Hi Shuah,
On 9/5/24 11:06 AM, Shuah Khan wrote:
On 9/4/24 06:54, Ilpo Järvinen wrote:
On Wed, 4 Sep 2024, Shuah Khan wrote:
On 9/4/24 06:18, Ilpo Järvinen wrote:
On Tue, 3 Sep 2024, Shuah Khan wrote:
On 9/3/24 08:45, Ilpo Järvinen wrote:
This series first generalizes resctrl selftest non-contiguous CAT check to not assume non-AMD vendor implies Intel. Second, it improves selftests such that the use of __cpuid_count() does not lead into a build failure (happens at least on ARM).
While ARM does not currently support resctrl features, there's an ongoing work to enable resctrl support also for it on the kernel side. In any case, a common header such as kselftest.h should have a proper fallback in place for what it provides, thus it seems justified to fix this common level problem on the common level rather than e.g. disabling build for resctrl selftest for archs lacking resctrl support.
I've dropped reviewed and tested by tags from the last patch in v3 due to major changes into the makefile logic. So it would be helpful if Muhammad could retest with this version.
Acquiring ARCH in lib.mk will likely allow some cleanup into some subdirectory makefiles but that is left as future work because this series focuses in fixing cpuid/build.
v4:
- New patch to reorder x86 selftest makefile to avoid clobbering CFLAGS
(would cause __cpuid_count() related build fail otherwise)
I don't like the way this patch series is mushrooming. I am not convinced that changes to lib.mk and x86 Makefile are necessary.
I didn't like it either what I found from the various makefiles. I think there are many things done which conflict with what lib.mk seems to try to do.
Some of it by desig. lib.mk offers framework for common things. There are provisions to override like in the case of x86, powerpc. lib.mk tries to be flexible as well.
I tried to ask in the first submission what test I should use in the header file as I'm not very familiar with how arch specific is done in userspace in the first place nor how it should be done within kselftest framework.
Thoughts on cpuid:
- It is x86 specific. Moving this to kselftest.h was done to avoid
duplicate. However now we are running into arm64/arm compile errors due to this which need addressing one way or the other.
I have some ideas on how to solve this - but I need answers to the following questions.
This is a question for you and Usama.
- Does resctrl run on arm64/arm and what's the output?
- Can all other tests in resctrl other tests except
noncont_cat_run_test?
- If so send me the output.

__COLLECTED MATERIAL__

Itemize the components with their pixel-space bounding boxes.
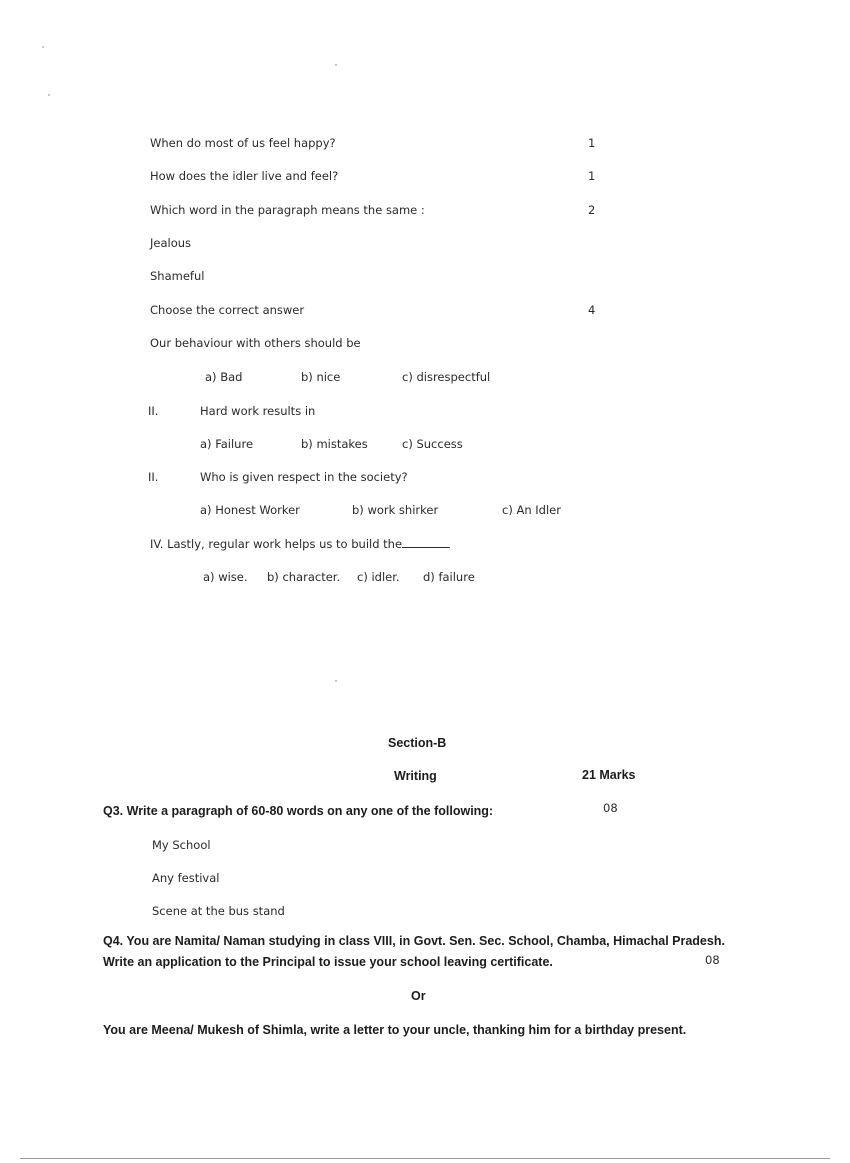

__JOB A__
Write out the resctrl selftest thread word for word, beginning at the words "I've dropped reviewed" and stopping after "build fail otherwise)".
__JOB B__
Condense the paragraph in the resctrl selftest thread that begins "While ARM does not currently support resctrl features" into a shorter version that keeps its main points.

__COMPLETE ANSWER A__
I've dropped reviewed and tested by tags from the last patch in v3 due to major changes into the makefile logic. So it would be helpful if Muhammad could retest with this version.
Acquiring ARCH in lib.mk will likely allow some cleanup into some subdirectory makefiles but that is left as future work because this series focuses in fixing cpuid/build.
v4:
- New patch to reorder x86 selftest makefile to avoid clobbering CFLAGS
(would cause __cpuid_count() related build fail otherwise)

__COMPLETE ANSWER B__
ARM does not yet support resctrl features, although kernel-side work to enable it is ongoing. Because kselftest.h is a common header, it should have a proper fallback for what it provides. The problem should therefore be fixed at the common level, not by measures such as disabling the resctrl selftest build for architectures lacking resctrl support.